* **Problem requirements**
Look through the data below and report how many lines include "muted". Only the number should be given.

---------- Source data

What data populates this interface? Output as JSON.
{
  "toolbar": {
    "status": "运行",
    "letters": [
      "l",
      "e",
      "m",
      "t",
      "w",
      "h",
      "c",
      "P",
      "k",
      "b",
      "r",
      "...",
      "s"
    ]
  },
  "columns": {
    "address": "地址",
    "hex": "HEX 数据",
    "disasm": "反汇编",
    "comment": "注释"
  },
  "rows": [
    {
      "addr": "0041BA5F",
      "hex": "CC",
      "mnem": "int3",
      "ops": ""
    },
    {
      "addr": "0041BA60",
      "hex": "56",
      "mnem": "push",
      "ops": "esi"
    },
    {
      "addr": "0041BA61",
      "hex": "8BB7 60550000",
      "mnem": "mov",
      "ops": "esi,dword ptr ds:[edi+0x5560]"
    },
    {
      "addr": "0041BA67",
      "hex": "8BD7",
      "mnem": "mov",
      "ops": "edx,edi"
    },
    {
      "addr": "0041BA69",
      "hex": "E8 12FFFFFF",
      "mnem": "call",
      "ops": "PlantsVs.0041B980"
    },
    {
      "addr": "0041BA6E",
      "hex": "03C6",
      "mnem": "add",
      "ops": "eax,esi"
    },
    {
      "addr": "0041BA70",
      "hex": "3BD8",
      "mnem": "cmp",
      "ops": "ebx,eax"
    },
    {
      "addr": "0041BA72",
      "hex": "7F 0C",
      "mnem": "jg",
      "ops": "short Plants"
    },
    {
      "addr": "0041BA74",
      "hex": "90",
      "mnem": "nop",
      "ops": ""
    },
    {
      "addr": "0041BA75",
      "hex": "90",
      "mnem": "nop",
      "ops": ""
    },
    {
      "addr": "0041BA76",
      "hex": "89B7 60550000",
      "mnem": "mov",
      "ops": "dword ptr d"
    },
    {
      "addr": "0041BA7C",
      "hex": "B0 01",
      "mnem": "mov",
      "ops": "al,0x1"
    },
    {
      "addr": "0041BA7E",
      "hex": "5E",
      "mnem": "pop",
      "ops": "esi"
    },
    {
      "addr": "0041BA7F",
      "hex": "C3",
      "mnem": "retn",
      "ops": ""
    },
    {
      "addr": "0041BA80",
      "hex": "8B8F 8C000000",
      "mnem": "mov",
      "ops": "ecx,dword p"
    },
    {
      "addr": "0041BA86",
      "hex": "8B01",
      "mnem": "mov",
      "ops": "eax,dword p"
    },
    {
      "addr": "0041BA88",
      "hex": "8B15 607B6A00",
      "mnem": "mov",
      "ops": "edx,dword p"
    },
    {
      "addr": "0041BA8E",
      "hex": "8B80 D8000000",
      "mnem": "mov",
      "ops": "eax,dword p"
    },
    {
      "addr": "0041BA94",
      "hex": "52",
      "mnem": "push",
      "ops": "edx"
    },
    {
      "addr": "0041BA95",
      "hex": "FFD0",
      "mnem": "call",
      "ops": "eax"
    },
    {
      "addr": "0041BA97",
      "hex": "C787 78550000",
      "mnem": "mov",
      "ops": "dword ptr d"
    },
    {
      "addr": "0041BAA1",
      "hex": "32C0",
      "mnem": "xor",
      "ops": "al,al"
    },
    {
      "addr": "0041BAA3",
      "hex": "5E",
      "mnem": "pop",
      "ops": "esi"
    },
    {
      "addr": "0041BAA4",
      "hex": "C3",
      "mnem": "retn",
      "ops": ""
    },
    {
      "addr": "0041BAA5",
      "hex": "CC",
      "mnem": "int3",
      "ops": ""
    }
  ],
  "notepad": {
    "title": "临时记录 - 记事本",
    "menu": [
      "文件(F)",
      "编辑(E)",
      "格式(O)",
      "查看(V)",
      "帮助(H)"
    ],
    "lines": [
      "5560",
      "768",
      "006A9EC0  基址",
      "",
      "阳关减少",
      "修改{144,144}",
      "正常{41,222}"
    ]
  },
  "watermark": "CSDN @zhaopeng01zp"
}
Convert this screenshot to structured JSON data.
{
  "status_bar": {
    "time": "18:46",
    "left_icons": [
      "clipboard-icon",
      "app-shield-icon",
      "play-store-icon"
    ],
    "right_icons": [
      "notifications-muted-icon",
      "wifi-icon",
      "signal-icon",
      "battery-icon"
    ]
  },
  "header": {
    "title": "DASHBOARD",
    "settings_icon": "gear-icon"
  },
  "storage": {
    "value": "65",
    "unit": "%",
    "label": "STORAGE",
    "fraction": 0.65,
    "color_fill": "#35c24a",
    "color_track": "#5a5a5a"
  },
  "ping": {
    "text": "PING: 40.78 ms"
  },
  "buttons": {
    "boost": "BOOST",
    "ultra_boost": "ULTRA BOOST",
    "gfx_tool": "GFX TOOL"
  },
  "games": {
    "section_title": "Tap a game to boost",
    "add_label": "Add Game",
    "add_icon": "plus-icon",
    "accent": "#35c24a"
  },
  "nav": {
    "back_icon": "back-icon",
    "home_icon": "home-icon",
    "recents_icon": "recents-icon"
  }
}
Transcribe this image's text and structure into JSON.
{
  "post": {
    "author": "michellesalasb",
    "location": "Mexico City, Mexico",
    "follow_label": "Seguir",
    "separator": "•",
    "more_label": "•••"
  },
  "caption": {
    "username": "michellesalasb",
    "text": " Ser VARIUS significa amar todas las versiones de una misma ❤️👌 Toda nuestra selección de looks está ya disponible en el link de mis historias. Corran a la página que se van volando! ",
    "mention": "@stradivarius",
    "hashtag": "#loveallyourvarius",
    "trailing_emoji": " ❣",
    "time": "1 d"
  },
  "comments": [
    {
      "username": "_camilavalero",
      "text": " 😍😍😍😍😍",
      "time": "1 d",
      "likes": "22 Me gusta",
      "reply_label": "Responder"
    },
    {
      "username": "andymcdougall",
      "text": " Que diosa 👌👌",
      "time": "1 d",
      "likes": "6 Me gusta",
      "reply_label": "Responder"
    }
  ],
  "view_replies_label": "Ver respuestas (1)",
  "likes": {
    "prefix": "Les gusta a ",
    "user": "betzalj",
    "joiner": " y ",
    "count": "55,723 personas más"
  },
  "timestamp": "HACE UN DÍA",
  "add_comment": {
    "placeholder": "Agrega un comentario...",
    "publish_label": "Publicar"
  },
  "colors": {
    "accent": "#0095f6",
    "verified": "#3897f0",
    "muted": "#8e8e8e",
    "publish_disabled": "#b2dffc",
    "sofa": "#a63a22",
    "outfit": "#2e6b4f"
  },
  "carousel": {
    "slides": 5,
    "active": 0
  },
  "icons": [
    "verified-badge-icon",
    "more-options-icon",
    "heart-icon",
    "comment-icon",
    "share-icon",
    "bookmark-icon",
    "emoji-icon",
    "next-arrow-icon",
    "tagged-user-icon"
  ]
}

--------------------

* **Complete response**
2